* [Directions for this task]
Give every line back verbatim, dropping all images.

* [Material provided]

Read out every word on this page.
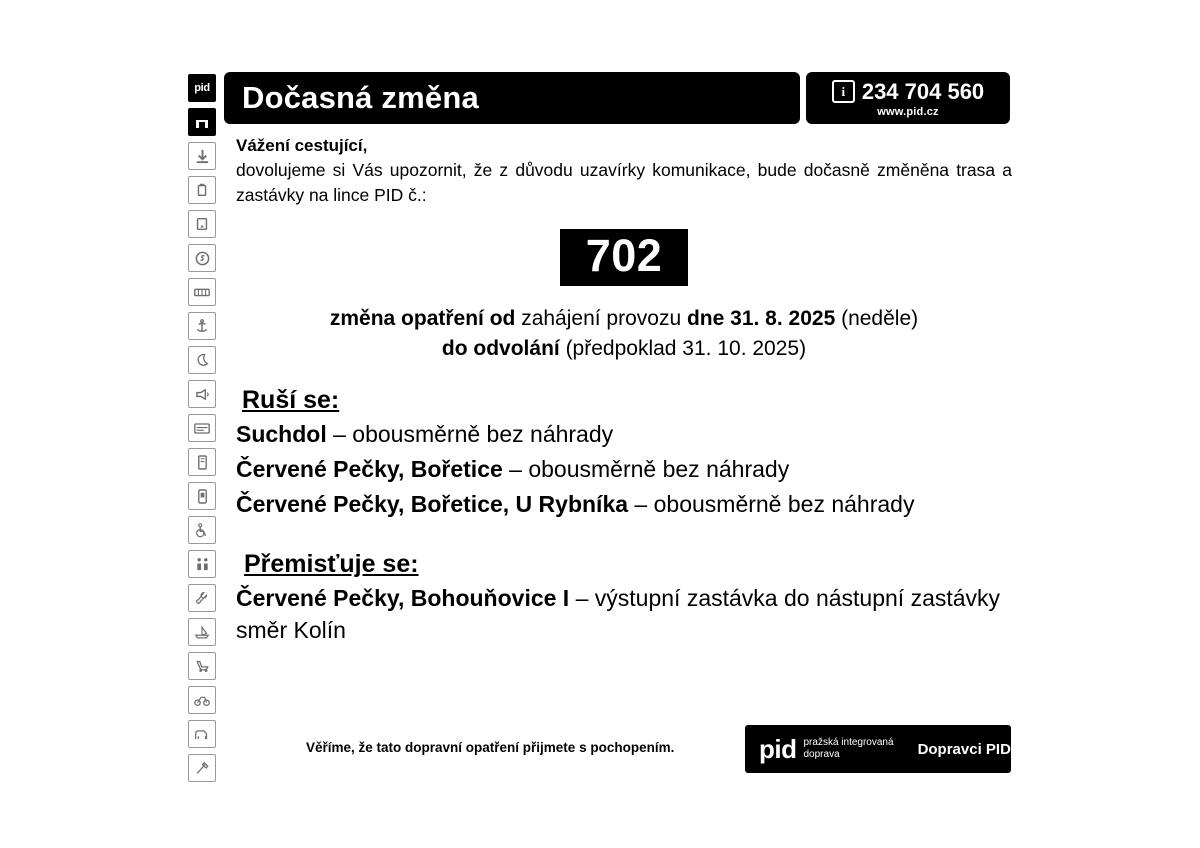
pid Dočasná změna	i 234 704 560
www.pid.cz

Vážení cestující,

dovolujeme si Vás upozornit, že z důvodu uzavírky komunikace, bude dočasně změněna trasa a zastávky na lince PID č.:

702
změna opatření od zahájení provozu dne 31. 8. 2025 (neděle)
do odvolání (předpoklad 31. 10. 2025)
Ruší se:
Suchdol – obousměrně bez náhrady
Červené Pečky, Bořetice – obousměrně bez náhrady
Červené Pečky, Bořetice, U Rybníka – obousměrně bez náhrady
Přemisťuje se:
Červené Pečky, Bohouňovice I – výstupní zastávka do nástupní zastávky směr Kolín
Věříme, že tato dopravní opatření přijmete s pochopením.	pid pražská integrovaná
doprava	Dopravci PID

* [Output for this task]
Read out every word on this page.
pid Dočasná změna	i 234 704 560
www.pid.cz

Vážení cestující,

dovolujeme si Vás upozornit, že z důvodu uzavírky komunikace, bude dočasně změněna trasa a zastávky na lince PID č.:

702
změna opatření od zahájení provozu dne 31. 8. 2025 (neděle)
do odvolání (předpoklad 31. 10. 2025)
Ruší se:
Suchdol – obousměrně bez náhrady
Červené Pečky, Bořetice – obousměrně bez náhrady
Červené Pečky, Bořetice, U Rybníka – obousměrně bez náhrady
Přemisťuje se:
Červené Pečky, Bohouňovice I – výstupní zastávka do nástupní zastávky směr Kolín
Věříme, že tato dopravní opatření přijmete s pochopením.	pid pražská integrovaná
doprava	Dopravci PID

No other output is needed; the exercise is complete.